◆ Problem to work on ◆
Report every line in the listing below where the string "vreme" shows up.
#### Input records ####
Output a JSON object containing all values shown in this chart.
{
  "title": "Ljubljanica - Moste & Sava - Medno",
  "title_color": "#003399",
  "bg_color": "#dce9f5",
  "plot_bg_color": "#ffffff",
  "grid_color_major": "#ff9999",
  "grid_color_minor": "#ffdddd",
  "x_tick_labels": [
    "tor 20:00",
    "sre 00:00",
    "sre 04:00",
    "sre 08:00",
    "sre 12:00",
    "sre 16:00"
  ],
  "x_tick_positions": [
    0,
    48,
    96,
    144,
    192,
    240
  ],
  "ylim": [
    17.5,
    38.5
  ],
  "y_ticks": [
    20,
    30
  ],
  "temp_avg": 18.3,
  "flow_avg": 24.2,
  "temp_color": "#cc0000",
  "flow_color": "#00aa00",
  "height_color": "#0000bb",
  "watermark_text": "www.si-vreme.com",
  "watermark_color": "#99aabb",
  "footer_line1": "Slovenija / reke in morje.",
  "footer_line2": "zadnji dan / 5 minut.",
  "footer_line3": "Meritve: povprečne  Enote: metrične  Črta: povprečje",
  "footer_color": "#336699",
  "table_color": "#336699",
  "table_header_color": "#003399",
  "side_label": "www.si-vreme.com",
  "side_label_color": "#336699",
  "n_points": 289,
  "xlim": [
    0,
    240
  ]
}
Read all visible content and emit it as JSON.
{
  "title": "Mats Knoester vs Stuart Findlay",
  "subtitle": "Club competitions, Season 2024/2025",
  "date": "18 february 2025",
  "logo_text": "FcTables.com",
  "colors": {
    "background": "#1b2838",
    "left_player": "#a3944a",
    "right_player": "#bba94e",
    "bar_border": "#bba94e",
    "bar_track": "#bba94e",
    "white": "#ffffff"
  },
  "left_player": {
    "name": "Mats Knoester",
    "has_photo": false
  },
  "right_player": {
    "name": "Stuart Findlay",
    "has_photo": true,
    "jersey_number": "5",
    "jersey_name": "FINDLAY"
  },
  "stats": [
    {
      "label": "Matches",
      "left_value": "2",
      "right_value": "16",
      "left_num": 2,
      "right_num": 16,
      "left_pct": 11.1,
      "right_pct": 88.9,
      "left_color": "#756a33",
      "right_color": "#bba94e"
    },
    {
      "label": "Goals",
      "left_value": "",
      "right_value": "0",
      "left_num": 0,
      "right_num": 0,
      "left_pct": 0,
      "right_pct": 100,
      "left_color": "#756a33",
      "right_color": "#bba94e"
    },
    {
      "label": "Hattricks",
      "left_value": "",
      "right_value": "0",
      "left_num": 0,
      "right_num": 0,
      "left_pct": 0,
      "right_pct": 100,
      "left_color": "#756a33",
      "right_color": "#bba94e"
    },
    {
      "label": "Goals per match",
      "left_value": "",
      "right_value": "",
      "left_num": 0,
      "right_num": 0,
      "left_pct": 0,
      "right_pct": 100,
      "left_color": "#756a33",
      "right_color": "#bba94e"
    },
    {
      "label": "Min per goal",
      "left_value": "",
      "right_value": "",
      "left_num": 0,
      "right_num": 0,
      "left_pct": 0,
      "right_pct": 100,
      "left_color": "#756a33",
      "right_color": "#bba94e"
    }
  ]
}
####
◆ Solution below ◆
  "watermark_text": "www.si-vreme.com",
  "side_label": "www.si-vreme.com",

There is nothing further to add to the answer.